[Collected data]
## begin
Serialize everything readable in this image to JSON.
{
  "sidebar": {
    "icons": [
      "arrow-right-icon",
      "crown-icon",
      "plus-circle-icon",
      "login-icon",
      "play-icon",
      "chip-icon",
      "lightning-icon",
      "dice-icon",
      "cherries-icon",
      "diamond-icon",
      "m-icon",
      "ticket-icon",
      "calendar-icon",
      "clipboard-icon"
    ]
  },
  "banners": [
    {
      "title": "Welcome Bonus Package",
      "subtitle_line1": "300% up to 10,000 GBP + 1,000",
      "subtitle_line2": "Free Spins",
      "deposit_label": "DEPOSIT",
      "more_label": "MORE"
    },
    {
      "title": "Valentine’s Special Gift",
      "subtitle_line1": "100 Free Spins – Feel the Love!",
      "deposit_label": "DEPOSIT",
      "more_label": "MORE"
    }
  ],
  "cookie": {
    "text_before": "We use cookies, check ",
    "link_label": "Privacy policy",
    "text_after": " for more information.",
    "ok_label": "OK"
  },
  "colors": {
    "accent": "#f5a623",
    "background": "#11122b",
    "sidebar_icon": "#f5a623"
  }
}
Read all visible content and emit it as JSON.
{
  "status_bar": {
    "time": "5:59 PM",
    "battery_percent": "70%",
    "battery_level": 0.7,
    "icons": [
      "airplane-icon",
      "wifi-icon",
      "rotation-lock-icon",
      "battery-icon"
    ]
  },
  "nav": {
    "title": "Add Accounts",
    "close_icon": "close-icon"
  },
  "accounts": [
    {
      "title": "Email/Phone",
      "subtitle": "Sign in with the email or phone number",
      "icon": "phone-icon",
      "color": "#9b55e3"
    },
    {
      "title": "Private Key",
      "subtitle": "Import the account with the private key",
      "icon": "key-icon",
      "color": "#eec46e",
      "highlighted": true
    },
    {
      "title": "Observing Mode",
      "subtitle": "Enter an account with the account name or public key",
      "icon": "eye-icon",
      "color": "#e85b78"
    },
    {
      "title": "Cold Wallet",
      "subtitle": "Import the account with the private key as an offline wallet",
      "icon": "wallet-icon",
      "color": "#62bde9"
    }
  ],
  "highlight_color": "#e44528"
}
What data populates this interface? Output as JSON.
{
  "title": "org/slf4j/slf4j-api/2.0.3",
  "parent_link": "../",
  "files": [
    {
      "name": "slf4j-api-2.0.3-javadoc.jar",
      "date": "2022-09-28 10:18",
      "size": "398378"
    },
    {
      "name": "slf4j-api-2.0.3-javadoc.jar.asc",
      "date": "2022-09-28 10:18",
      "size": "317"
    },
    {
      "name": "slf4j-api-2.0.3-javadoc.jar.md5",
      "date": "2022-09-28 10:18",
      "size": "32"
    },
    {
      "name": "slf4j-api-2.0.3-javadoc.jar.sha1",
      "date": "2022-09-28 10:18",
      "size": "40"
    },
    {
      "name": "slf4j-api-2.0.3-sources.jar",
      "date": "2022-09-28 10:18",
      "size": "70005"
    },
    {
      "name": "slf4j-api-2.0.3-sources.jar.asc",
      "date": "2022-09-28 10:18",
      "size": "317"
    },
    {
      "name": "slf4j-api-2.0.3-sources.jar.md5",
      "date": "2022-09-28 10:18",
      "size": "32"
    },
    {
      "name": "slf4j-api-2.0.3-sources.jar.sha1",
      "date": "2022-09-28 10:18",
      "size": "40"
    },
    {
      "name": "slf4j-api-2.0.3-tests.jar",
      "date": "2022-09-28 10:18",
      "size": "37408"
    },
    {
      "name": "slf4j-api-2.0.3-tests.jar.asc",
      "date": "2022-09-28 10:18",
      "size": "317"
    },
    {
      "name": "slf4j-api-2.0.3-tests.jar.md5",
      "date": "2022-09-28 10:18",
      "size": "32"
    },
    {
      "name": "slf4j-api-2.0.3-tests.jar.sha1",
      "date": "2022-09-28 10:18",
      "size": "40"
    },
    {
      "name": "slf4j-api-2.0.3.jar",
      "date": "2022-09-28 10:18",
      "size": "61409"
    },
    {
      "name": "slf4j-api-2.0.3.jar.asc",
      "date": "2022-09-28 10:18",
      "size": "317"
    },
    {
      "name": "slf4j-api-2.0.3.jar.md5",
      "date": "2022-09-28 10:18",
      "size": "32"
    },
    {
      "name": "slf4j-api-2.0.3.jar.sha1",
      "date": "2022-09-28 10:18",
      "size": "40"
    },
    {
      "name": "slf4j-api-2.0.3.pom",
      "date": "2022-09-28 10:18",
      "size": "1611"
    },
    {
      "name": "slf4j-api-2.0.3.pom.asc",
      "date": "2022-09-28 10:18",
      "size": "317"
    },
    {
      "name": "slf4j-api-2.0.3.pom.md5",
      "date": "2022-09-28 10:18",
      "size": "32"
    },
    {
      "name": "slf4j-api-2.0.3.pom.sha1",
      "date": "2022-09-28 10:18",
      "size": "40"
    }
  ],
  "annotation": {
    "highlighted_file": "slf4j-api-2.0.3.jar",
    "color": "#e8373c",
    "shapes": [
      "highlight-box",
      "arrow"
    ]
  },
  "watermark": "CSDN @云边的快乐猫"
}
## end
EXERCISE PROMPT
Using the data above, reproduce every line exactly.

WORKED ANSWER
Serialize everything readable in this image to JSON.
{
  "sidebar": {
    "icons": [
      "arrow-right-icon",
      "crown-icon",
      "plus-circle-icon",
      "login-icon",
      "play-icon",
      "chip-icon",
      "lightning-icon",
      "dice-icon",
      "cherries-icon",
      "diamond-icon",
      "m-icon",
      "ticket-icon",
      "calendar-icon",
      "clipboard-icon"
    ]
  },
  "banners": [
    {
      "title": "Welcome Bonus Package",
      "subtitle_line1": "300% up to 10,000 GBP + 1,000",
      "subtitle_line2": "Free Spins",
      "deposit_label": "DEPOSIT",
      "more_label": "MORE"
    },
    {
      "title": "Valentine’s Special Gift",
      "subtitle_line1": "100 Free Spins – Feel the Love!",
      "deposit_label": "DEPOSIT",
      "more_label": "MORE"
    }
  ],
  "cookie": {
    "text_before": "We use cookies, check ",
    "link_label": "Privacy policy",
    "text_after": " for more information.",
    "ok_label": "OK"
  },
  "colors": {
    "accent": "#f5a623",
    "background": "#11122b",
    "sidebar_icon": "#f5a623"
  }
}
Read all visible content and emit it as JSON.
{
  "status_bar": {
    "time": "5:59 PM",
    "battery_percent": "70%",
    "battery_level": 0.7,
    "icons": [
      "airplane-icon",
      "wifi-icon",
      "rotation-lock-icon",
      "battery-icon"
    ]
  },
  "nav": {
    "title": "Add Accounts",
    "close_icon": "close-icon"
  },
  "accounts": [
    {
      "title": "Email/Phone",
      "subtitle": "Sign in with the email or phone number",
      "icon": "phone-icon",
      "color": "#9b55e3"
    },
    {
      "title": "Private Key",
      "subtitle": "Import the account with the private key",
      "icon": "key-icon",
      "color": "#eec46e",
      "highlighted": true
    },
    {
      "title": "Observing Mode",
      "subtitle": "Enter an account with the account name or public key",
      "icon": "eye-icon",
      "color": "#e85b78"
    },
    {
      "title": "Cold Wallet",
      "subtitle": "Import the account with the private key as an offline wallet",
      "icon": "wallet-icon",
      "color": "#62bde9"
    }
  ],
  "highlight_color": "#e44528"
}
What data populates this interface? Output as JSON.
{
  "title": "org/slf4j/slf4j-api/2.0.3",
  "parent_link": "../",
  "files": [
    {
      "name": "slf4j-api-2.0.3-javadoc.jar",
      "date": "2022-09-28 10:18",
      "size": "398378"
    },
    {
      "name": "slf4j-api-2.0.3-javadoc.jar.asc",
      "date": "2022-09-28 10:18",
      "size": "317"
    },
    {
      "name": "slf4j-api-2.0.3-javadoc.jar.md5",
      "date": "2022-09-28 10:18",
      "size": "32"
    },
    {
      "name": "slf4j-api-2.0.3-javadoc.jar.sha1",
      "date": "2022-09-28 10:18",
      "size": "40"
    },
    {
      "name": "slf4j-api-2.0.3-sources.jar",
      "date": "2022-09-28 10:18",
      "size": "70005"
    },
    {
      "name": "slf4j-api-2.0.3-sources.jar.asc",
      "date": "2022-09-28 10:18",
      "size": "317"
    },
    {
      "name": "slf4j-api-2.0.3-sources.jar.md5",
      "date": "2022-09-28 10:18",
      "size": "32"
    },
    {
      "name": "slf4j-api-2.0.3-sources.jar.sha1",
      "date": "2022-09-28 10:18",
      "size": "40"
    },
    {
      "name": "slf4j-api-2.0.3-tests.jar",
      "date": "2022-09-28 10:18",
      "size": "37408"
    },
    {
      "name": "slf4j-api-2.0.3-tests.jar.asc",
      "date": "2022-09-28 10:18",
      "size": "317"
    },
    {
      "name": "slf4j-api-2.0.3-tests.jar.md5",
      "date": "2022-09-28 10:18",
      "size": "32"
    },
    {
      "name": "slf4j-api-2.0.3-tests.jar.sha1",
      "date": "2022-09-28 10:18",
      "size": "40"
    },
    {
      "name": "slf4j-api-2.0.3.jar",
      "date": "2022-09-28 10:18",
      "size": "61409"
    },
    {
      "name": "slf4j-api-2.0.3.jar.asc",
      "date": "2022-09-28 10:18",
      "size": "317"
    },
    {
      "name": "slf4j-api-2.0.3.jar.md5",
      "date": "2022-09-28 10:18",
      "size": "32"
    },
    {
      "name": "slf4j-api-2.0.3.jar.sha1",
      "date": "2022-09-28 10:18",
      "size": "40"
    },
    {
      "name": "slf4j-api-2.0.3.pom",
      "date": "2022-09-28 10:18",
      "size": "1611"
    },
    {
      "name": "slf4j-api-2.0.3.pom.asc",
      "date": "2022-09-28 10:18",
      "size": "317"
    },
    {
      "name": "slf4j-api-2.0.3.pom.md5",
      "date": "2022-09-28 10:18",
      "size": "32"
    },
    {
      "name": "slf4j-api-2.0.3.pom.sha1",
      "date": "2022-09-28 10:18",
      "size": "40"
    }
  ],
  "annotation": {
    "highlighted_file": "slf4j-api-2.0.3.jar",
    "color": "#e8373c",
    "shapes": [
      "highlight-box",
      "arrow"
    ]
  },
  "watermark": "CSDN @云边的快乐猫"
}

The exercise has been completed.